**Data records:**
────────

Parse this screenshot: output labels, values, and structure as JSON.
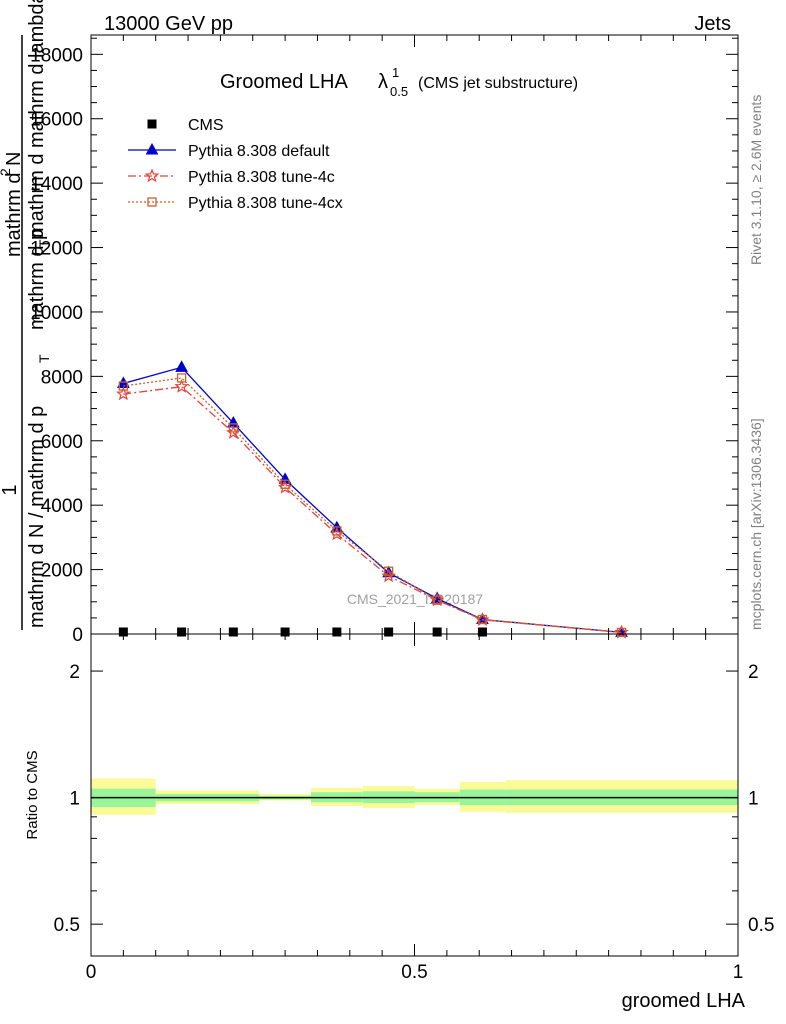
{
  "header": {
    "left": "13000 GeV pp",
    "right": "Jets"
  },
  "side_labels": {
    "rivet": "Rivet 3.1.10, ≥ 2.6M events",
    "mcplots": "mcplots.cern.ch [arXiv:1306.3436]"
  },
  "watermark": "CMS_2021_I1920187",
  "chart_data": [
    {
      "type": "line",
      "title_main": "Groomed LHA",
      "title_lambda": "λ",
      "title_sup": "1",
      "title_sub": "0.5",
      "title_extra": "(CMS jet substructure)",
      "ylabel_lines": [
        "1",
        "mathrm d N / mathrm d p",
        "T",
        "mathrm d",
        "2",
        "N",
        "mathrm d p",
        "T",
        "mathrm d mathrm d lambda"
      ],
      "ylabel_pieces": {
        "one": "1",
        "n1": "mathrm d N / mathrm d p",
        "t1": "T",
        "top": "mathrm d",
        "two": "2",
        "n2": "N",
        "mid": "mathrm d p",
        "t2": "T",
        "lam": "mathrm d mathrm d lambda"
      },
      "xlim": [
        0,
        1
      ],
      "ylim": [
        0,
        18600
      ],
      "yticks": [
        2000,
        4000,
        6000,
        8000,
        10000,
        12000,
        14000,
        16000,
        18000
      ],
      "legend_placement": "top-left",
      "cms": {
        "name": "CMS",
        "x": [
          0.05,
          0.14,
          0.22,
          0.3,
          0.38,
          0.46,
          0.535,
          0.605
        ],
        "values": [
          15,
          15,
          15,
          15,
          15,
          15,
          15,
          15
        ]
      },
      "series": [
        {
          "name": "Pythia 8.308 default",
          "color": "#0000cc",
          "marker": "triangle",
          "dash": "",
          "x": [
            0.05,
            0.14,
            0.22,
            0.3,
            0.38,
            0.46,
            0.535,
            0.605,
            0.82
          ],
          "values": [
            7780,
            8280,
            6550,
            4800,
            3300,
            1900,
            1100,
            450,
            50
          ]
        },
        {
          "name": "Pythia 8.308 tune-4c",
          "color": "#e8413a",
          "marker": "star",
          "dash": "8,3,2,3",
          "x": [
            0.05,
            0.14,
            0.22,
            0.3,
            0.38,
            0.46,
            0.535,
            0.605,
            0.82
          ],
          "values": [
            7450,
            7680,
            6250,
            4550,
            3100,
            1800,
            1050,
            440,
            50
          ]
        },
        {
          "name": "Pythia 8.308 tune-4cx",
          "color": "#c8602c",
          "marker": "square",
          "dash": "2,2",
          "x": [
            0.05,
            0.14,
            0.22,
            0.3,
            0.38,
            0.46,
            0.535,
            0.605,
            0.82
          ],
          "values": [
            7700,
            7950,
            6400,
            4650,
            3200,
            1950,
            1050,
            450,
            50
          ]
        }
      ]
    },
    {
      "type": "band",
      "ylabel": "Ratio to CMS",
      "xlabel": "groomed LHA",
      "xlim": [
        0,
        1
      ],
      "ylim": [
        0.42,
        2.45
      ],
      "log_y": true,
      "yticks": [
        {
          "value": 0.5,
          "label": "0.5"
        },
        {
          "value": 1,
          "label": "1"
        },
        {
          "value": 2,
          "label": "2"
        }
      ],
      "xticks": [
        {
          "value": 0,
          "label": "0"
        },
        {
          "value": 0.5,
          "label": "0.5"
        },
        {
          "value": 1,
          "label": "1"
        }
      ],
      "bins": [
        {
          "x0": 0.0,
          "x1": 0.1,
          "inner": [
            0.95,
            1.05
          ],
          "outer": [
            0.91,
            1.11
          ]
        },
        {
          "x0": 0.1,
          "x1": 0.26,
          "inner": [
            0.98,
            1.02
          ],
          "outer": [
            0.965,
            1.04
          ]
        },
        {
          "x0": 0.26,
          "x1": 0.34,
          "inner": [
            0.99,
            1.01
          ],
          "outer": [
            0.985,
            1.02
          ]
        },
        {
          "x0": 0.34,
          "x1": 0.42,
          "inner": [
            0.975,
            1.03
          ],
          "outer": [
            0.955,
            1.055
          ]
        },
        {
          "x0": 0.42,
          "x1": 0.5,
          "inner": [
            0.97,
            1.035
          ],
          "outer": [
            0.945,
            1.065
          ]
        },
        {
          "x0": 0.5,
          "x1": 0.57,
          "inner": [
            0.975,
            1.03
          ],
          "outer": [
            0.96,
            1.05
          ]
        },
        {
          "x0": 0.57,
          "x1": 0.64,
          "inner": [
            0.96,
            1.045
          ],
          "outer": [
            0.925,
            1.09
          ]
        },
        {
          "x0": 0.64,
          "x1": 1.0,
          "inner": [
            0.96,
            1.045
          ],
          "outer": [
            0.92,
            1.1
          ]
        }
      ],
      "inner_color": "#99f599",
      "outer_color": "#fafa99"
    }
  ]
}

────────

**Work to complete:** The word "Pythia" may appear on some lines. Report how many lines hold it, giving the number alone.

**Answer to the task:** 3